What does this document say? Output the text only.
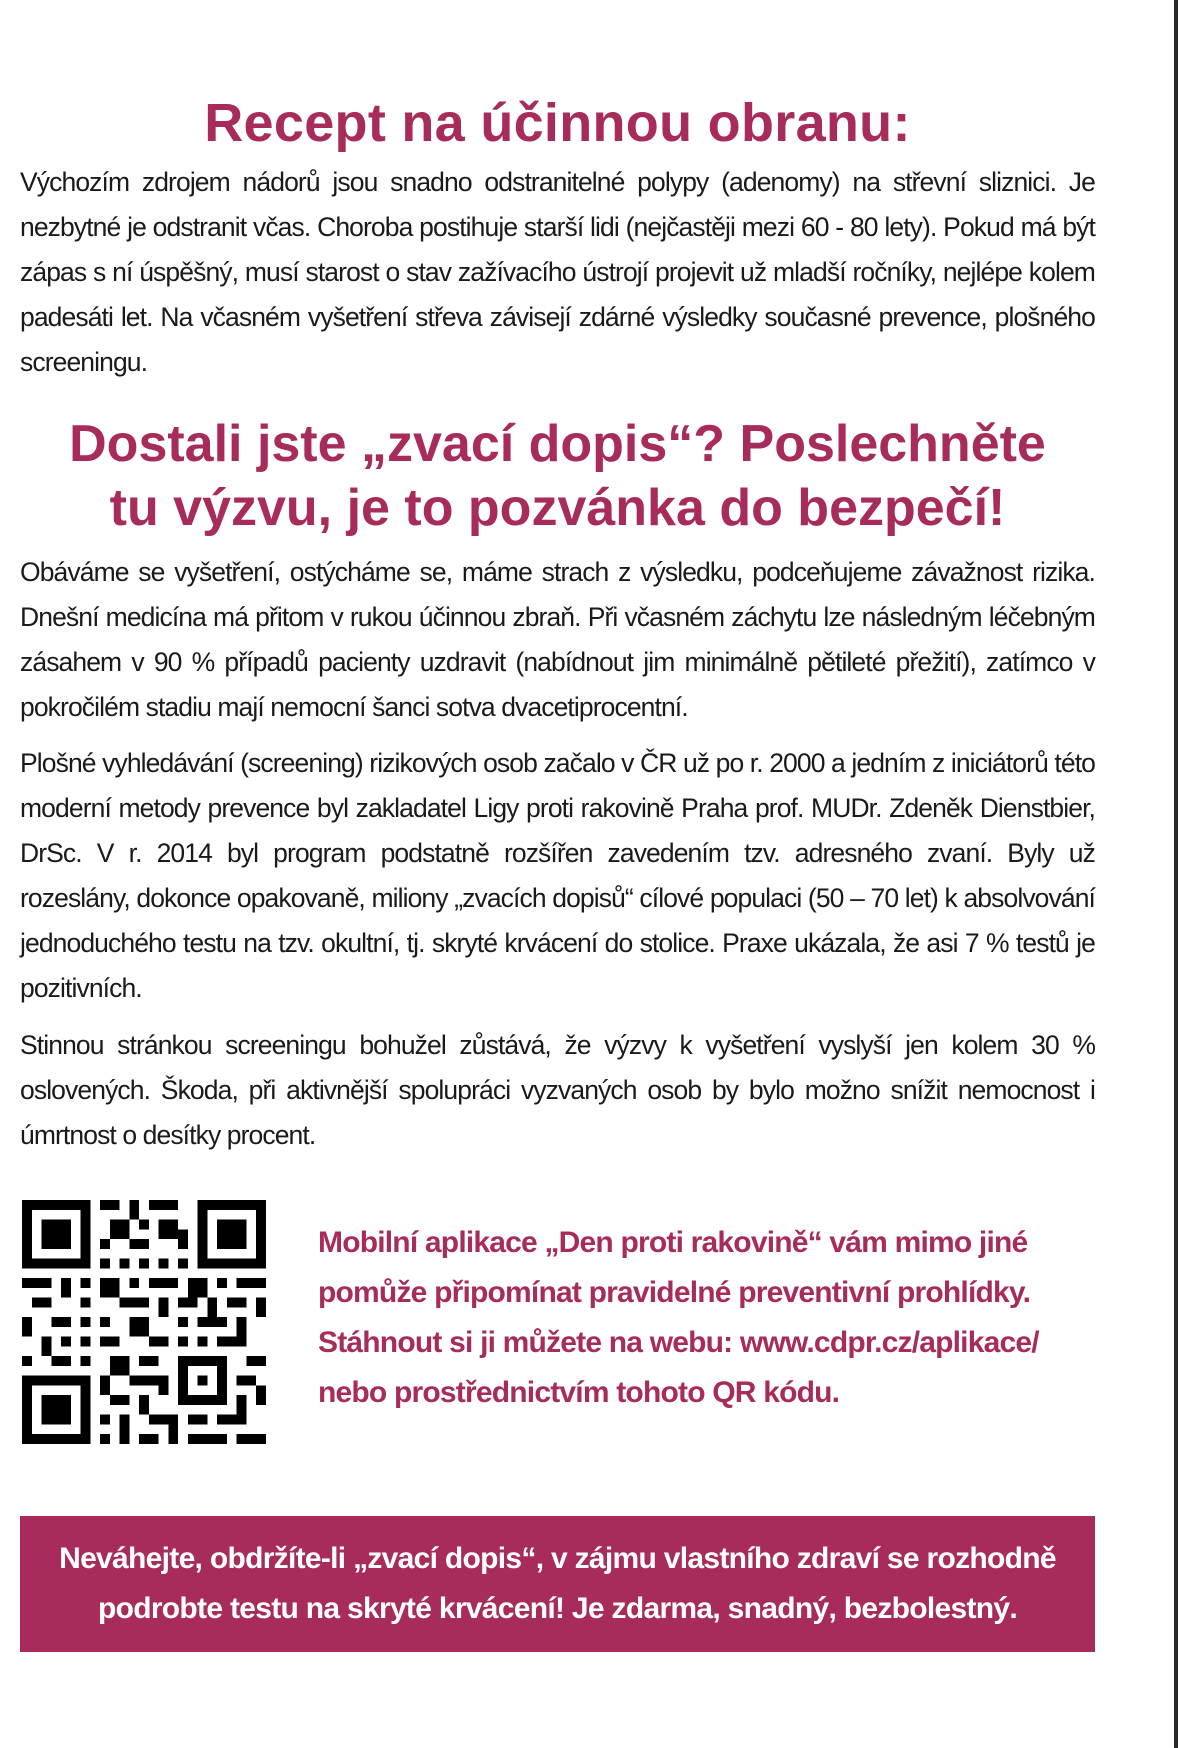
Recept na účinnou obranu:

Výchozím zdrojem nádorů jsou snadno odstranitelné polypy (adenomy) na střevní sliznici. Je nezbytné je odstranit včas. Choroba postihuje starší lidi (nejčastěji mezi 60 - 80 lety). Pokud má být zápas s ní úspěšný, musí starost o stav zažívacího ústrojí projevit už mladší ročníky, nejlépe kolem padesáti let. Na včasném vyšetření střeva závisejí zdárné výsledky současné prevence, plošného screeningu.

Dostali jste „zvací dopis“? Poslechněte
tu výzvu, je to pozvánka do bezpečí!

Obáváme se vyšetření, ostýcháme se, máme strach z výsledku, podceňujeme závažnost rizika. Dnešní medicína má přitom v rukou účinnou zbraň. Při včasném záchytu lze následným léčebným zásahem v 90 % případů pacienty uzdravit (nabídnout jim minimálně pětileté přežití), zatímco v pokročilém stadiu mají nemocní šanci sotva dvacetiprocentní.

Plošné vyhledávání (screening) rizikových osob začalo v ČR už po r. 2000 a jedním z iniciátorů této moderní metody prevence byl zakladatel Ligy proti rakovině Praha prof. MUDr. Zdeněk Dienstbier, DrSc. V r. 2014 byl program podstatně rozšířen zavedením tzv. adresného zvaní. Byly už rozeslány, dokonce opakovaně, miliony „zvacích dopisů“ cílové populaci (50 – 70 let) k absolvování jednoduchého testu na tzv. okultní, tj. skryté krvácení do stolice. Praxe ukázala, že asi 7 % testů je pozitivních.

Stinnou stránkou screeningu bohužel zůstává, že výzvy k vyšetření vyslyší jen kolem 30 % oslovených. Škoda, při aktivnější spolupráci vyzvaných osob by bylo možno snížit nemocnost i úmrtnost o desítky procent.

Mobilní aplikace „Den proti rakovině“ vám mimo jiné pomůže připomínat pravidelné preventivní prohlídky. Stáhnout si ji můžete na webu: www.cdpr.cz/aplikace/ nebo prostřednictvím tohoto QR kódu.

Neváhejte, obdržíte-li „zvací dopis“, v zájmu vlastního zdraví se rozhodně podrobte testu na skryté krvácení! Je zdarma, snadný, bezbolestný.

++++++++

» **Problem description**: Answer with one number only: how many lines above contain the word "účinnou".

» **Task output**: 2